● TASK REQUIREMENTS
Transcribe the whole listing without a single picture.

___ RECORD EXTRACTS ___

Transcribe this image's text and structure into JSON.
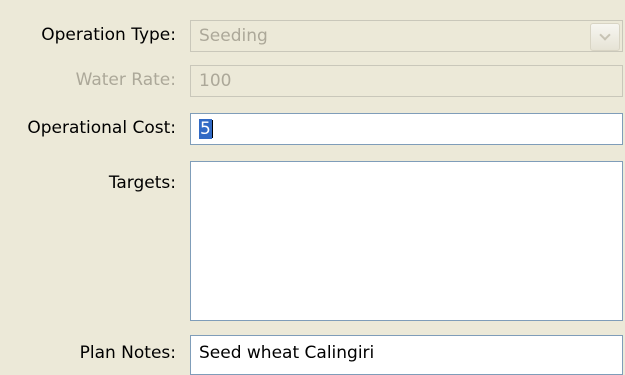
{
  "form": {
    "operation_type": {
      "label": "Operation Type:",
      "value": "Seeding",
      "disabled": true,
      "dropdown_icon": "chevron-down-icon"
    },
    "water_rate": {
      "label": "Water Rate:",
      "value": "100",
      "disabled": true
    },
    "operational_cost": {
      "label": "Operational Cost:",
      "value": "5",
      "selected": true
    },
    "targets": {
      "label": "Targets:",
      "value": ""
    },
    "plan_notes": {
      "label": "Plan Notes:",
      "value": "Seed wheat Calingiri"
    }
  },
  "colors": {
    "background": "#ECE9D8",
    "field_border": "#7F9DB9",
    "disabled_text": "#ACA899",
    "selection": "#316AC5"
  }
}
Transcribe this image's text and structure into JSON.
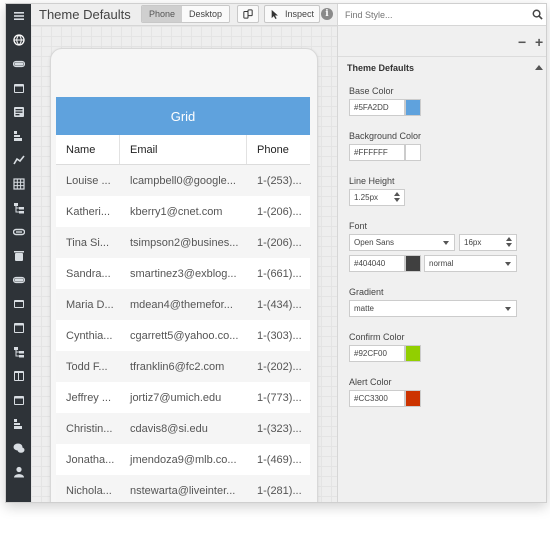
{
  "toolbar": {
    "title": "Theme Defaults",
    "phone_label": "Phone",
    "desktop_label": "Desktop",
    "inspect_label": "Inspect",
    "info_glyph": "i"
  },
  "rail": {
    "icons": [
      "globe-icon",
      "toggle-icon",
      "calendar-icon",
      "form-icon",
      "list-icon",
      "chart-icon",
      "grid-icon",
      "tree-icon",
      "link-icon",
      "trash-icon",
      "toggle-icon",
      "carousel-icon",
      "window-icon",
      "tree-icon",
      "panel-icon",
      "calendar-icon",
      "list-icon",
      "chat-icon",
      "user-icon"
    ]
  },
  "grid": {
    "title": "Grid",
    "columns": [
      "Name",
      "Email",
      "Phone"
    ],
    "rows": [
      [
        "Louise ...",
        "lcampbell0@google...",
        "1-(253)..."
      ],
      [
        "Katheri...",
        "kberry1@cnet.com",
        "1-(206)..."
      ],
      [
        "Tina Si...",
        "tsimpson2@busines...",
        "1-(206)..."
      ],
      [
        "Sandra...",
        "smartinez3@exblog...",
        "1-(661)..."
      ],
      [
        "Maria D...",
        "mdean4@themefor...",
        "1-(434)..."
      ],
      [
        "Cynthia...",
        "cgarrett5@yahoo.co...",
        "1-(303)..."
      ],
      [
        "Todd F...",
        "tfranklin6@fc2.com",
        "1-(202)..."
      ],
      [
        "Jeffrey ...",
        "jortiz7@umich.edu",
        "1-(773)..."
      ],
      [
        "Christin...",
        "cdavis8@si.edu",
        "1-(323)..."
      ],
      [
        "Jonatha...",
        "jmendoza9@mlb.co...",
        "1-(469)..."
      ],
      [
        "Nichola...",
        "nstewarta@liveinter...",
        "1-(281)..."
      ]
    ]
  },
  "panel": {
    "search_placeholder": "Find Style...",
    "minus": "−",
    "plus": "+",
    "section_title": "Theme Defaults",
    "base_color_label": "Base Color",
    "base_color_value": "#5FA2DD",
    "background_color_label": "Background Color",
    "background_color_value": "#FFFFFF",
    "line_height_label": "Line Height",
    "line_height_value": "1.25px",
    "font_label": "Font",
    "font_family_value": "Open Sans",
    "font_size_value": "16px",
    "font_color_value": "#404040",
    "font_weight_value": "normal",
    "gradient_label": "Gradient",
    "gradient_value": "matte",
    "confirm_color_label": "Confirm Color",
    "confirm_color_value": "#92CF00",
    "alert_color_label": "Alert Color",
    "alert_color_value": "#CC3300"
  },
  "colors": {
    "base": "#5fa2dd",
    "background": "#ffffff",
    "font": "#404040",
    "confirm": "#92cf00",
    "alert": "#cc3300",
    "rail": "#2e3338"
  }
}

___

● TASK SOLUTION
Transcribe this image's text and structure into JSON.
{
  "form": {
    "operation_type": {
      "label": "Operation Type:",
      "value": "Seeding",
      "disabled": true,
      "dropdown_icon": "chevron-down-icon"
    },
    "water_rate": {
      "label": "Water Rate:",
      "value": "100",
      "disabled": true
    },
    "operational_cost": {
      "label": "Operational Cost:",
      "value": "5",
      "selected": true
    },
    "targets": {
      "label": "Targets:",
      "value": ""
    },
    "plan_notes": {
      "label": "Plan Notes:",
      "value": "Seed wheat Calingiri"
    }
  },
  "colors": {
    "background": "#ECE9D8",
    "field_border": "#7F9DB9",
    "disabled_text": "#ACA899",
    "selection": "#316AC5"
  }
}
Transcribe this image's text and structure into JSON.
{
  "toolbar": {
    "title": "Theme Defaults",
    "phone_label": "Phone",
    "desktop_label": "Desktop",
    "inspect_label": "Inspect",
    "info_glyph": "i"
  },
  "rail": {
    "icons": [
      "globe-icon",
      "toggle-icon",
      "calendar-icon",
      "form-icon",
      "list-icon",
      "chart-icon",
      "grid-icon",
      "tree-icon",
      "link-icon",
      "trash-icon",
      "toggle-icon",
      "carousel-icon",
      "window-icon",
      "tree-icon",
      "panel-icon",
      "calendar-icon",
      "list-icon",
      "chat-icon",
      "user-icon"
    ]
  },
  "grid": {
    "title": "Grid",
    "columns": [
      "Name",
      "Email",
      "Phone"
    ],
    "rows": [
      [
        "Louise ...",
        "lcampbell0@google...",
        "1-(253)..."
      ],
      [
        "Katheri...",
        "kberry1@cnet.com",
        "1-(206)..."
      ],
      [
        "Tina Si...",
        "tsimpson2@busines...",
        "1-(206)..."
      ],
      [
        "Sandra...",
        "smartinez3@exblog...",
        "1-(661)..."
      ],
      [
        "Maria D...",
        "mdean4@themefor...",
        "1-(434)..."
      ],
      [
        "Cynthia...",
        "cgarrett5@yahoo.co...",
        "1-(303)..."
      ],
      [
        "Todd F...",
        "tfranklin6@fc2.com",
        "1-(202)..."
      ],
      [
        "Jeffrey ...",
        "jortiz7@umich.edu",
        "1-(773)..."
      ],
      [
        "Christin...",
        "cdavis8@si.edu",
        "1-(323)..."
      ],
      [
        "Jonatha...",
        "jmendoza9@mlb.co...",
        "1-(469)..."
      ],
      [
        "Nichola...",
        "nstewarta@liveinter...",
        "1-(281)..."
      ]
    ]
  },
  "panel": {
    "search_placeholder": "Find Style...",
    "minus": "−",
    "plus": "+",
    "section_title": "Theme Defaults",
    "base_color_label": "Base Color",
    "base_color_value": "#5FA2DD",
    "background_color_label": "Background Color",
    "background_color_value": "#FFFFFF",
    "line_height_label": "Line Height",
    "line_height_value": "1.25px",
    "font_label": "Font",
    "font_family_value": "Open Sans",
    "font_size_value": "16px",
    "font_color_value": "#404040",
    "font_weight_value": "normal",
    "gradient_label": "Gradient",
    "gradient_value": "matte",
    "confirm_color_label": "Confirm Color",
    "confirm_color_value": "#92CF00",
    "alert_color_label": "Alert Color",
    "alert_color_value": "#CC3300"
  },
  "colors": {
    "base": "#5fa2dd",
    "background": "#ffffff",
    "font": "#404040",
    "confirm": "#92cf00",
    "alert": "#cc3300",
    "rail": "#2e3338"
  }
}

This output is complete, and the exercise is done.